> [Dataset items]
---
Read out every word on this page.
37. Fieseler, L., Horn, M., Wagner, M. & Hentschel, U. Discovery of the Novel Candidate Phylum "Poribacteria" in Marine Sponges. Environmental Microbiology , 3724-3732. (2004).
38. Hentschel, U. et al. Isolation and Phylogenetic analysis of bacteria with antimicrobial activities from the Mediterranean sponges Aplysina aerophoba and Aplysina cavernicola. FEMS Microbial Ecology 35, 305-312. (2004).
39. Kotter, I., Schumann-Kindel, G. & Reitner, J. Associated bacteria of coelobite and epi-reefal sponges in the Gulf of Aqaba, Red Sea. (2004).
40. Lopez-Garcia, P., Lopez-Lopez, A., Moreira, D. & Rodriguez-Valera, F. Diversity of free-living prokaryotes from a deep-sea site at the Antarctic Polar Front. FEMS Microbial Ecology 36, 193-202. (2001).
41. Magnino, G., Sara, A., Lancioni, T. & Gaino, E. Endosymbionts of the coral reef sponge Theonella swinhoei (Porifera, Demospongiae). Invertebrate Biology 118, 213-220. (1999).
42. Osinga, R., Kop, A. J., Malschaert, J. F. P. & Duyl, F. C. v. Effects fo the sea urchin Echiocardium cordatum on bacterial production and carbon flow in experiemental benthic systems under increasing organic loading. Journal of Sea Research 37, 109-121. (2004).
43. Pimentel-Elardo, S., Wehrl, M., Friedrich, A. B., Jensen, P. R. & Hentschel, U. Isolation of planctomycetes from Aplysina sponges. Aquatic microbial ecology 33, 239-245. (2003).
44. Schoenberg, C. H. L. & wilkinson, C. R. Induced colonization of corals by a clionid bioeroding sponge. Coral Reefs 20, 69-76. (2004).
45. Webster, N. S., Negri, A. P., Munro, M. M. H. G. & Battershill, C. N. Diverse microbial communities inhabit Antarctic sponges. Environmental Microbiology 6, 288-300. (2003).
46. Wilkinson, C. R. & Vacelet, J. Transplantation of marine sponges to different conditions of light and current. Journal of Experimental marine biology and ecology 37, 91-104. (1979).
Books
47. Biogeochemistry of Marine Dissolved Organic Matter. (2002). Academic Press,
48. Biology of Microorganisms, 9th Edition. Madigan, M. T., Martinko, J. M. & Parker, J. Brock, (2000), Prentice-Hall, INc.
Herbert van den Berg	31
---
> [TASK DIRECTIONS] Write the data out again in full and exactly.

> [EXPECTED OUTPUT]
Read out every word on this page.
37. Fieseler, L., Horn, M., Wagner, M. & Hentschel, U. Discovery of the Novel Candidate Phylum "Poribacteria" in Marine Sponges. Environmental Microbiology , 3724-3732. (2004).
38. Hentschel, U. et al. Isolation and Phylogenetic analysis of bacteria with antimicrobial activities from the Mediterranean sponges Aplysina aerophoba and Aplysina cavernicola. FEMS Microbial Ecology 35, 305-312. (2004).
39. Kotter, I., Schumann-Kindel, G. & Reitner, J. Associated bacteria of coelobite and epi-reefal sponges in the Gulf of Aqaba, Red Sea. (2004).
40. Lopez-Garcia, P., Lopez-Lopez, A., Moreira, D. & Rodriguez-Valera, F. Diversity of free-living prokaryotes from a deep-sea site at the Antarctic Polar Front. FEMS Microbial Ecology 36, 193-202. (2001).
41. Magnino, G., Sara, A., Lancioni, T. & Gaino, E. Endosymbionts of the coral reef sponge Theonella swinhoei (Porifera, Demospongiae). Invertebrate Biology 118, 213-220. (1999).
42. Osinga, R., Kop, A. J., Malschaert, J. F. P. & Duyl, F. C. v. Effects fo the sea urchin Echiocardium cordatum on bacterial production and carbon flow in experiemental benthic systems under increasing organic loading. Journal of Sea Research 37, 109-121. (2004).
43. Pimentel-Elardo, S., Wehrl, M., Friedrich, A. B., Jensen, P. R. & Hentschel, U. Isolation of planctomycetes from Aplysina sponges. Aquatic microbial ecology 33, 239-245. (2003).
44. Schoenberg, C. H. L. & wilkinson, C. R. Induced colonization of corals by a clionid bioeroding sponge. Coral Reefs 20, 69-76. (2004).
45. Webster, N. S., Negri, A. P., Munro, M. M. H. G. & Battershill, C. N. Diverse microbial communities inhabit Antarctic sponges. Environmental Microbiology 6, 288-300. (2003).
46. Wilkinson, C. R. & Vacelet, J. Transplantation of marine sponges to different conditions of light and current. Journal of Experimental marine biology and ecology 37, 91-104. (1979).
Books
47. Biogeochemistry of Marine Dissolved Organic Matter. (2002). Academic Press,
48. Biology of Microorganisms, 9th Edition. Madigan, M. T., Martinko, J. M. & Parker, J. Brock, (2000), Prentice-Hall, INc.
Herbert van den Berg	31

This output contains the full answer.